INPUT DATA
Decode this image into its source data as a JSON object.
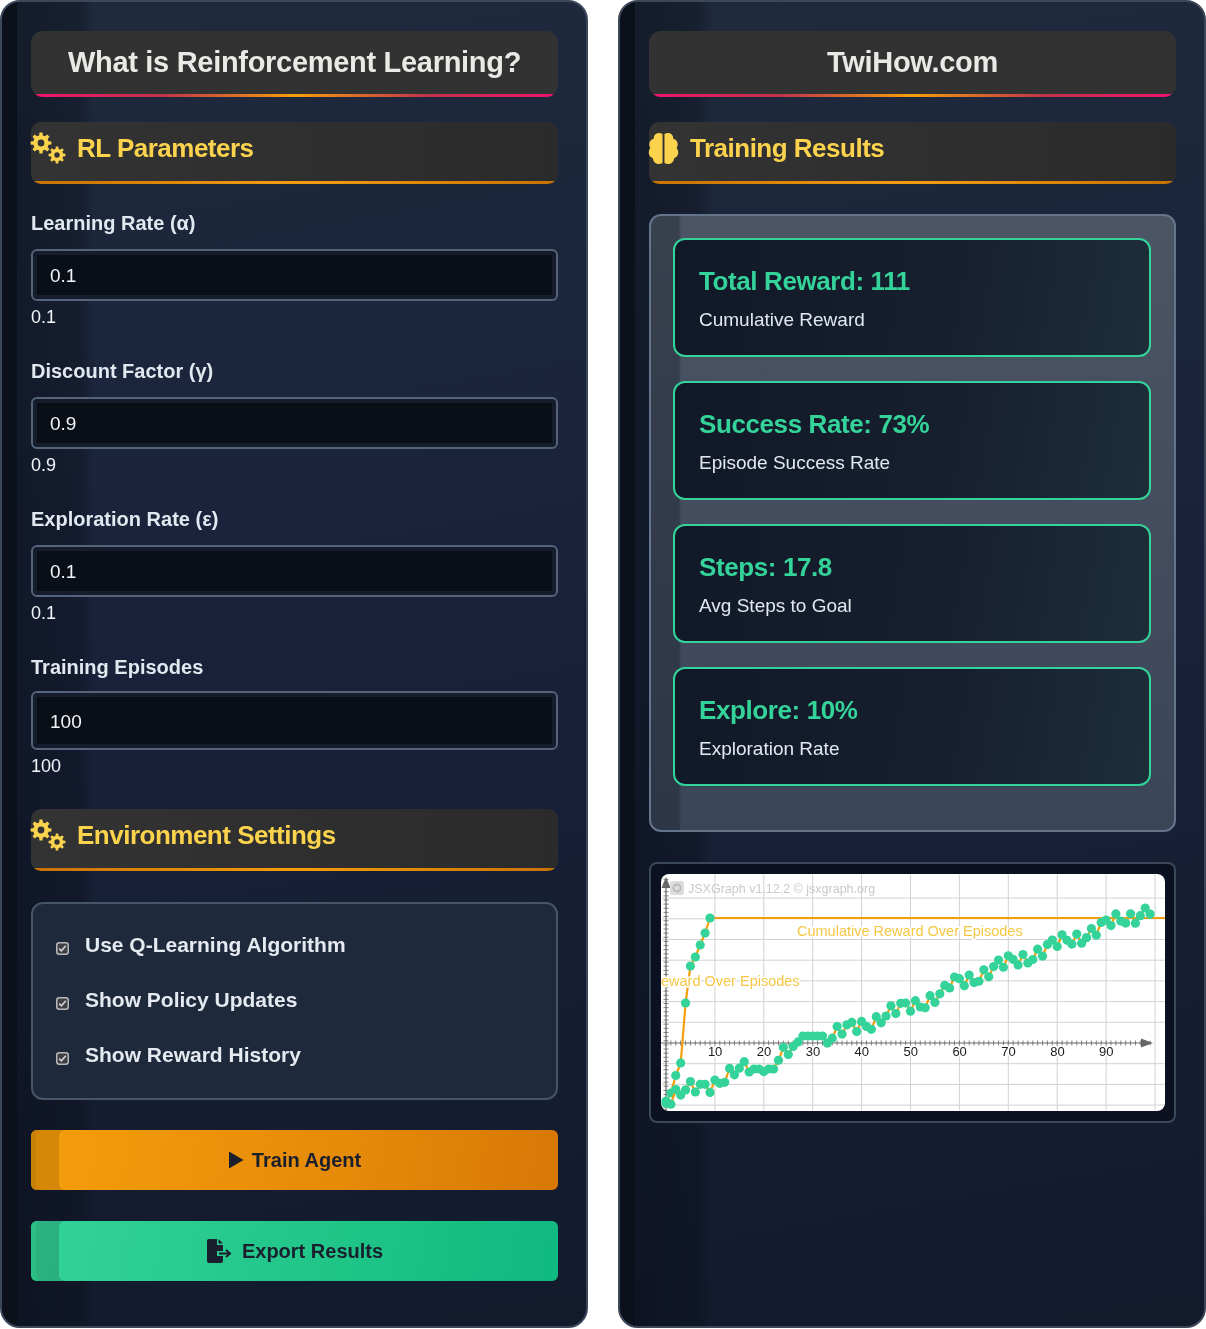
{
  "left_panel": {
    "title": "What is Reinforcement Learning?",
    "parameters_section": {
      "heading": "RL Parameters",
      "fields": [
        {
          "label": "Learning Rate (α)",
          "value": "0.1",
          "reading": "0.1"
        },
        {
          "label": "Discount Factor (γ)",
          "value": "0.9",
          "reading": "0.9"
        },
        {
          "label": "Exploration Rate (ε)",
          "value": "0.1",
          "reading": "0.1"
        },
        {
          "label": "Training Episodes",
          "value": "100",
          "reading": "100"
        }
      ]
    },
    "environment_section": {
      "heading": "Environment Settings",
      "options": [
        {
          "label": "Use Q-Learning Algorithm",
          "checked": true
        },
        {
          "label": "Show Policy Updates",
          "checked": true
        },
        {
          "label": "Show Reward History",
          "checked": true
        }
      ]
    },
    "buttons": [
      {
        "kind": "train",
        "label": "Train Agent"
      },
      {
        "kind": "export",
        "label": "Export Results"
      }
    ]
  },
  "right_panel": {
    "title": "TwiHow.com",
    "results_section": {
      "heading": "Training Results",
      "cards": [
        {
          "value": "Total Reward: 111",
          "caption": "Cumulative Reward"
        },
        {
          "value": "Success Rate: 73%",
          "caption": "Episode Success Rate"
        },
        {
          "value": "Steps: 17.8",
          "caption": "Avg Steps to Goal"
        },
        {
          "value": "Explore: 10%",
          "caption": "Exploration Rate"
        }
      ]
    },
    "chart": {
      "attribution": "JSXGraph v1.12.2 © jsxgraph.org",
      "title": "Cumulative Reward Over Episodes",
      "partial_label": "eward Over Episodes",
      "x_tick_labels": [
        "10",
        "20",
        "30",
        "40",
        "50",
        "60",
        "70",
        "80",
        "90"
      ]
    }
  }
}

WORK REQUIRED
Quote every record above exactly, omitting any pictures they contain.

EXERCISE ANSWER
Decode this image into its source data as a JSON object.
{
  "left_panel": {
    "title": "What is Reinforcement Learning?",
    "parameters_section": {
      "heading": "RL Parameters",
      "fields": [
        {
          "label": "Learning Rate (α)",
          "value": "0.1",
          "reading": "0.1"
        },
        {
          "label": "Discount Factor (γ)",
          "value": "0.9",
          "reading": "0.9"
        },
        {
          "label": "Exploration Rate (ε)",
          "value": "0.1",
          "reading": "0.1"
        },
        {
          "label": "Training Episodes",
          "value": "100",
          "reading": "100"
        }
      ]
    },
    "environment_section": {
      "heading": "Environment Settings",
      "options": [
        {
          "label": "Use Q-Learning Algorithm",
          "checked": true
        },
        {
          "label": "Show Policy Updates",
          "checked": true
        },
        {
          "label": "Show Reward History",
          "checked": true
        }
      ]
    },
    "buttons": [
      {
        "kind": "train",
        "label": "Train Agent"
      },
      {
        "kind": "export",
        "label": "Export Results"
      }
    ]
  },
  "right_panel": {
    "title": "TwiHow.com",
    "results_section": {
      "heading": "Training Results",
      "cards": [
        {
          "value": "Total Reward: 111",
          "caption": "Cumulative Reward"
        },
        {
          "value": "Success Rate: 73%",
          "caption": "Episode Success Rate"
        },
        {
          "value": "Steps: 17.8",
          "caption": "Avg Steps to Goal"
        },
        {
          "value": "Explore: 10%",
          "caption": "Exploration Rate"
        }
      ]
    },
    "chart": {
      "attribution": "JSXGraph v1.12.2 © jsxgraph.org",
      "title": "Cumulative Reward Over Episodes",
      "partial_label": "eward Over Episodes",
      "x_tick_labels": [
        "10",
        "20",
        "30",
        "40",
        "50",
        "60",
        "70",
        "80",
        "90"
      ]
    }
  }
}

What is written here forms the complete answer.